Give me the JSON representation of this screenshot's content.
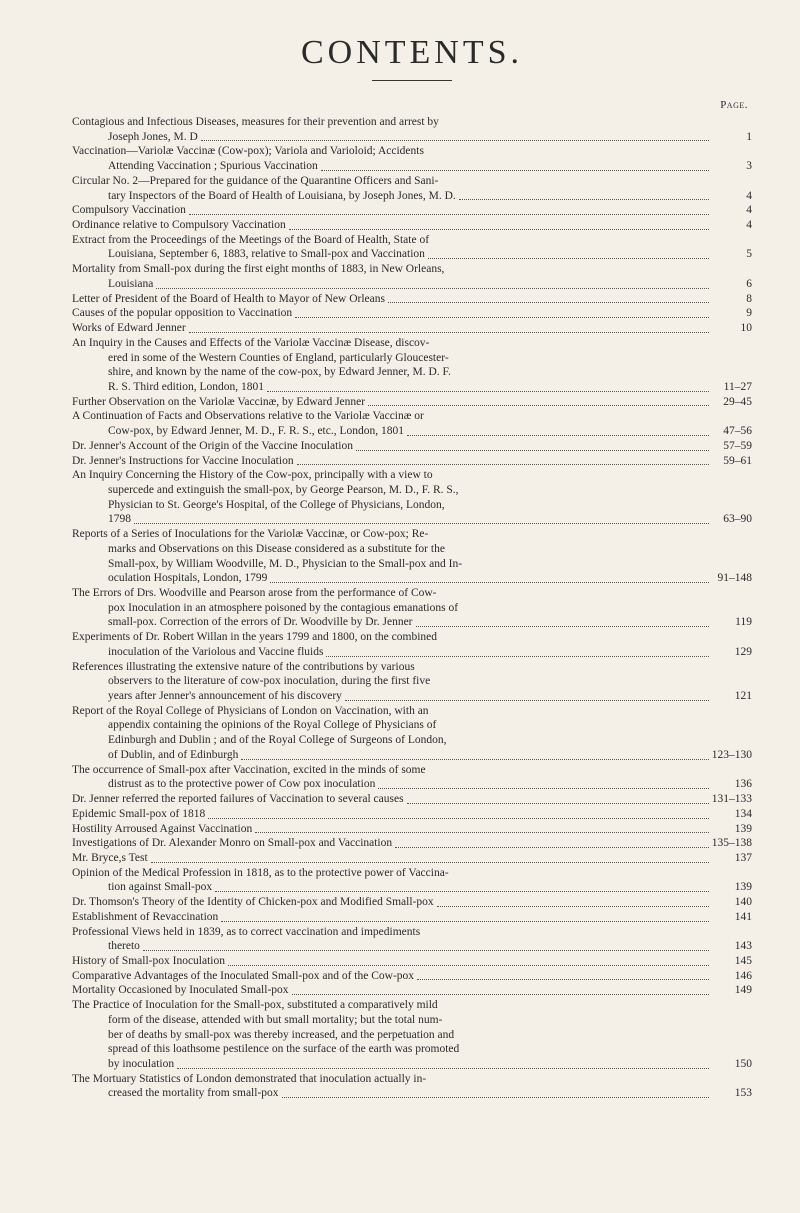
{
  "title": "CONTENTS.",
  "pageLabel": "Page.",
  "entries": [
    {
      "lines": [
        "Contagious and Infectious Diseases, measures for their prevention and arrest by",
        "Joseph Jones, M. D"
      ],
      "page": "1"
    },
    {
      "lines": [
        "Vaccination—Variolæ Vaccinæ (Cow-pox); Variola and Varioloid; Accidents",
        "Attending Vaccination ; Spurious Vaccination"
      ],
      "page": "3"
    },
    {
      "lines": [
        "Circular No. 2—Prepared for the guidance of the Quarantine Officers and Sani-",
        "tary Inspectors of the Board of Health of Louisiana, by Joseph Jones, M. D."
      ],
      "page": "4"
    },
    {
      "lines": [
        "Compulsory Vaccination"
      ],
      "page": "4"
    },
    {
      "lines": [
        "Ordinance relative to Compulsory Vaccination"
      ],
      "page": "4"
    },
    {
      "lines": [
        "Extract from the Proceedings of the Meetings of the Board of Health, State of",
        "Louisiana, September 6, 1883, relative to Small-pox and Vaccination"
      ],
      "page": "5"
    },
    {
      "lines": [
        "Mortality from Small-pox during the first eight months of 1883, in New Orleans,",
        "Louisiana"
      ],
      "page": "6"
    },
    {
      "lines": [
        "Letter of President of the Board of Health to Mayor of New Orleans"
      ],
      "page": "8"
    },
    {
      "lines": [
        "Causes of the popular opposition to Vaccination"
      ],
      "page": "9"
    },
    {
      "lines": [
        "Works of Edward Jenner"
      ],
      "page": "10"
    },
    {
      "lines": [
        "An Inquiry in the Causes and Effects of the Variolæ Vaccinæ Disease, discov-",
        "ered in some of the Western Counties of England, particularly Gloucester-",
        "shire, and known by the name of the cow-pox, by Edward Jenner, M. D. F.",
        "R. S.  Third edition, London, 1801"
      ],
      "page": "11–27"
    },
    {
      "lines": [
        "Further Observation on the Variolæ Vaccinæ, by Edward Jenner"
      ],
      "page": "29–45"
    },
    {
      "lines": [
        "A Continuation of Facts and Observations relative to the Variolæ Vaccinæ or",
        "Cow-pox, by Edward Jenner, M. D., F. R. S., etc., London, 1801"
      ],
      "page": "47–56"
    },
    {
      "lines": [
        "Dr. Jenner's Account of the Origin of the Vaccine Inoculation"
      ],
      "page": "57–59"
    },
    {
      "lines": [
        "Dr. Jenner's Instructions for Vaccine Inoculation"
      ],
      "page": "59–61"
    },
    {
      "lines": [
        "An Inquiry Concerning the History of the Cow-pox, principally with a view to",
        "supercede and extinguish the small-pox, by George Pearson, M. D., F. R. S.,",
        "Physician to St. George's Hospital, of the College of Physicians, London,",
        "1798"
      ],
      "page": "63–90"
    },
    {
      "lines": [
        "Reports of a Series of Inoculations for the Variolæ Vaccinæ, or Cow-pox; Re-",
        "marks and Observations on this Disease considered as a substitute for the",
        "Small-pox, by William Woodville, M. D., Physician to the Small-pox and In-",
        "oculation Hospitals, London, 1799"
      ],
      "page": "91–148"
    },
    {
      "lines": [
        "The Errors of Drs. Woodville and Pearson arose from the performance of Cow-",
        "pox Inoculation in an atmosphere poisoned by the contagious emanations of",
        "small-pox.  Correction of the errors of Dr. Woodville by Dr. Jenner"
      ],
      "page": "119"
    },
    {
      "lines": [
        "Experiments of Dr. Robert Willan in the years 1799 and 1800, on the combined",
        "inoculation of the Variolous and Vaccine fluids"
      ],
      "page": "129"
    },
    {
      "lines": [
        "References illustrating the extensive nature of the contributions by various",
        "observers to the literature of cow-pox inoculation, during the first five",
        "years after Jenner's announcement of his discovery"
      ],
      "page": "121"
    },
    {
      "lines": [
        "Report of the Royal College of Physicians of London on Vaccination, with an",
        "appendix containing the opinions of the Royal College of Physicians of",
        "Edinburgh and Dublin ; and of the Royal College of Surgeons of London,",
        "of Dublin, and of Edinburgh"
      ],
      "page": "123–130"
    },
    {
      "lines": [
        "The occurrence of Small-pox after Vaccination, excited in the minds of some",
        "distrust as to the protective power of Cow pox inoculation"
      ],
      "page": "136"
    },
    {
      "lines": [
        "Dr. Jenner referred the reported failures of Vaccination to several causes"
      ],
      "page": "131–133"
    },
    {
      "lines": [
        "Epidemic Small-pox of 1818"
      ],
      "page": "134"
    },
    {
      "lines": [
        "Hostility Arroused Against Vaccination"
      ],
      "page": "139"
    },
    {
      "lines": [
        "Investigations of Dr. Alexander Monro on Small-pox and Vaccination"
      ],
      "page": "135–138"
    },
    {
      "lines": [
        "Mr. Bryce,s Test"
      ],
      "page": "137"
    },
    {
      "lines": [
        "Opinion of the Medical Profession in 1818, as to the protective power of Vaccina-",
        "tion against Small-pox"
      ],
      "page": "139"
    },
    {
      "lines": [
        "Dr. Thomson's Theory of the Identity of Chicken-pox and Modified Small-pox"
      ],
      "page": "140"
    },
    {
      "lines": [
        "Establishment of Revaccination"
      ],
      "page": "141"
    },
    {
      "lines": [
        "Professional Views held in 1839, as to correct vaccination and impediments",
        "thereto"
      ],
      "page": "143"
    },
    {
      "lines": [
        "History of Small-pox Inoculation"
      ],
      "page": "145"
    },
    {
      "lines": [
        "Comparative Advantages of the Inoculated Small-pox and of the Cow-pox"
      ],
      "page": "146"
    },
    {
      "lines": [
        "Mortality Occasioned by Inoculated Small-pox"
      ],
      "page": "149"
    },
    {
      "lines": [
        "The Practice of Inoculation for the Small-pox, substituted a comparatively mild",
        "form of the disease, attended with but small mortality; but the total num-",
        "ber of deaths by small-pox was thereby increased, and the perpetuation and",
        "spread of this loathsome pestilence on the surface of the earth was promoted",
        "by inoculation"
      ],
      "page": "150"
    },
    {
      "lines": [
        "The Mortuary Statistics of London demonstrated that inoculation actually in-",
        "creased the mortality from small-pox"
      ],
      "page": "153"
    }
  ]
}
++++++++
WORK TO COMPLETE:
Copy out each line of the listing that holds "this".

TASK OUTPUT:
Give me the JSON representation of this screenshot's content.
        "marks and Observations on this Disease considered as a substitute for the",
        "spread of this loathsome pestilence on the surface of the earth was promoted",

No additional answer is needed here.